» **Direction**: Your task is to extract every line from the material below exactly.

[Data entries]
>> start

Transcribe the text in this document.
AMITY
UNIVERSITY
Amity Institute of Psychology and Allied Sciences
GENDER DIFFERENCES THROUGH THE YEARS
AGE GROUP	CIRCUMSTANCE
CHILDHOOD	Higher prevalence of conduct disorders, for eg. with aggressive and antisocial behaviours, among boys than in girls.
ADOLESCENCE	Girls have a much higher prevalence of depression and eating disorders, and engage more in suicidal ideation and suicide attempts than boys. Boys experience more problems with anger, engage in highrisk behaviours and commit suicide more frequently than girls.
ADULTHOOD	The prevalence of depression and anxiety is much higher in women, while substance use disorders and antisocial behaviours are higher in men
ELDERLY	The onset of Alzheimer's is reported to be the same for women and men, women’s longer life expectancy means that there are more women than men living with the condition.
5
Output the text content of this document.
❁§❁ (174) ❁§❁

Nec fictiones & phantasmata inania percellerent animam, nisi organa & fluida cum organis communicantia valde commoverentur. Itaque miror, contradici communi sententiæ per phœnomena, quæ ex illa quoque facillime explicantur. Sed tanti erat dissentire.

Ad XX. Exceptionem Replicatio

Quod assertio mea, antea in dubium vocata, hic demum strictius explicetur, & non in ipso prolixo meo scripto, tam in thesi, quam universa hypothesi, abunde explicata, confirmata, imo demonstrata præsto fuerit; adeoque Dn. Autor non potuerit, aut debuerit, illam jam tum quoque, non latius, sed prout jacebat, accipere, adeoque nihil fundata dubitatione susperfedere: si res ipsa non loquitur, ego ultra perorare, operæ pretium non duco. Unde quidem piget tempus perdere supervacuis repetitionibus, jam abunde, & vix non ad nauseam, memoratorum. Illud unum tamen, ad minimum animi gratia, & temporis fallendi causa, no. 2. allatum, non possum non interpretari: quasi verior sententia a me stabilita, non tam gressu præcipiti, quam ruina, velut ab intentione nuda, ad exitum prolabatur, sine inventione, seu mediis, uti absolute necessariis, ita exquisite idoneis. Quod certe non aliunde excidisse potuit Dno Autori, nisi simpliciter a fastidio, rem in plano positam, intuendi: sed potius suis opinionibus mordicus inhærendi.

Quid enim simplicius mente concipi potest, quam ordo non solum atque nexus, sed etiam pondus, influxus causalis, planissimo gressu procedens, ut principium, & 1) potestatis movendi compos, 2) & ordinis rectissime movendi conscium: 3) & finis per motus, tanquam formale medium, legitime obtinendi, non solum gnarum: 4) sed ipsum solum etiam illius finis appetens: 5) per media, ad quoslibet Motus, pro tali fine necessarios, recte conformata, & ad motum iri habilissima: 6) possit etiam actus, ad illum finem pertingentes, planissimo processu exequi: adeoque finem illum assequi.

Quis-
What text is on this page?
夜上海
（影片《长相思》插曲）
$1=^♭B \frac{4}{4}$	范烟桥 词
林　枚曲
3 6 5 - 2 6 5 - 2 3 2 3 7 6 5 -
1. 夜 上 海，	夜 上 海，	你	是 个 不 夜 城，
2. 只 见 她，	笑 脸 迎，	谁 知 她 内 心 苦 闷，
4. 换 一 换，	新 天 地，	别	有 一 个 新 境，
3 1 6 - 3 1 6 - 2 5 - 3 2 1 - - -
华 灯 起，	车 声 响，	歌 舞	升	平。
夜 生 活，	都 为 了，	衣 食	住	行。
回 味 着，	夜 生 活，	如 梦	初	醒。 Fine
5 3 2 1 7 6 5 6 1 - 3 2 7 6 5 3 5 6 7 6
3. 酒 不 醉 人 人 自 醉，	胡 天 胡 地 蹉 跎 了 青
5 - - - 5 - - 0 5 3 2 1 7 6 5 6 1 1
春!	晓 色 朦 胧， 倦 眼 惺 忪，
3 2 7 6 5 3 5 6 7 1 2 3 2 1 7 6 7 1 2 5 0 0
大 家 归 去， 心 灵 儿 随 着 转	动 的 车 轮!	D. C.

>> end

» **Full output**:
Transcribe the text in this document.
AMITY
UNIVERSITY
Amity Institute of Psychology and Allied Sciences
GENDER DIFFERENCES THROUGH THE YEARS
AGE GROUP	CIRCUMSTANCE
CHILDHOOD	Higher prevalence of conduct disorders, for eg. with aggressive and antisocial behaviours, among boys than in girls.
ADOLESCENCE	Girls have a much higher prevalence of depression and eating disorders, and engage more in suicidal ideation and suicide attempts than boys. Boys experience more problems with anger, engage in highrisk behaviours and commit suicide more frequently than girls.
ADULTHOOD	The prevalence of depression and anxiety is much higher in women, while substance use disorders and antisocial behaviours are higher in men
ELDERLY	The onset of Alzheimer's is reported to be the same for women and men, women’s longer life expectancy means that there are more women than men living with the condition.
5
Output the text content of this document.
❁§❁ (174) ❁§❁

Nec fictiones & phantasmata inania percellerent animam, nisi organa & fluida cum organis communicantia valde commoverentur. Itaque miror, contradici communi sententiæ per phœnomena, quæ ex illa quoque facillime explicantur. Sed tanti erat dissentire.

Ad XX. Exceptionem Replicatio

Quod assertio mea, antea in dubium vocata, hic demum strictius explicetur, & non in ipso prolixo meo scripto, tam in thesi, quam universa hypothesi, abunde explicata, confirmata, imo demonstrata præsto fuerit; adeoque Dn. Autor non potuerit, aut debuerit, illam jam tum quoque, non latius, sed prout jacebat, accipere, adeoque nihil fundata dubitatione susperfedere: si res ipsa non loquitur, ego ultra perorare, operæ pretium non duco. Unde quidem piget tempus perdere supervacuis repetitionibus, jam abunde, & vix non ad nauseam, memoratorum. Illud unum tamen, ad minimum animi gratia, & temporis fallendi causa, no. 2. allatum, non possum non interpretari: quasi verior sententia a me stabilita, non tam gressu præcipiti, quam ruina, velut ab intentione nuda, ad exitum prolabatur, sine inventione, seu mediis, uti absolute necessariis, ita exquisite idoneis. Quod certe non aliunde excidisse potuit Dno Autori, nisi simpliciter a fastidio, rem in plano positam, intuendi: sed potius suis opinionibus mordicus inhærendi.

Quid enim simplicius mente concipi potest, quam ordo non solum atque nexus, sed etiam pondus, influxus causalis, planissimo gressu procedens, ut principium, & 1) potestatis movendi compos, 2) & ordinis rectissime movendi conscium: 3) & finis per motus, tanquam formale medium, legitime obtinendi, non solum gnarum: 4) sed ipsum solum etiam illius finis appetens: 5) per media, ad quoslibet Motus, pro tali fine necessarios, recte conformata, & ad motum iri habilissima: 6) possit etiam actus, ad illum finem pertingentes, planissimo processu exequi: adeoque finem illum assequi.

Quis-
What text is on this page?
夜上海
（影片《长相思》插曲）
$1=^♭B \frac{4}{4}$	范烟桥 词
林　枚曲
3 6 5 - 2 6 5 - 2 3 2 3 7 6 5 -
1. 夜 上 海，	夜 上 海，	你	是 个 不 夜 城，
2. 只 见 她，	笑 脸 迎，	谁 知 她 内 心 苦 闷，
4. 换 一 换，	新 天 地，	别	有 一 个 新 境，
3 1 6 - 3 1 6 - 2 5 - 3 2 1 - - -
华 灯 起，	车 声 响，	歌 舞	升	平。
夜 生 活，	都 为 了，	衣 食	住	行。
回 味 着，	夜 生 活，	如 梦	初	醒。 Fine
5 3 2 1 7 6 5 6 1 - 3 2 7 6 5 3 5 6 7 6
3. 酒 不 醉 人 人 自 醉，	胡 天 胡 地 蹉 跎 了 青
5 - - - 5 - - 0 5 3 2 1 7 6 5 6 1 1
春!	晓 色 朦 胧， 倦 眼 惺 忪，
3 2 7 6 5 3 5 6 7 1 2 3 2 1 7 6 7 1 2 5 0 0
大 家 归 去， 心 灵 儿 随 着 转	动 的 车 轮!	D. C.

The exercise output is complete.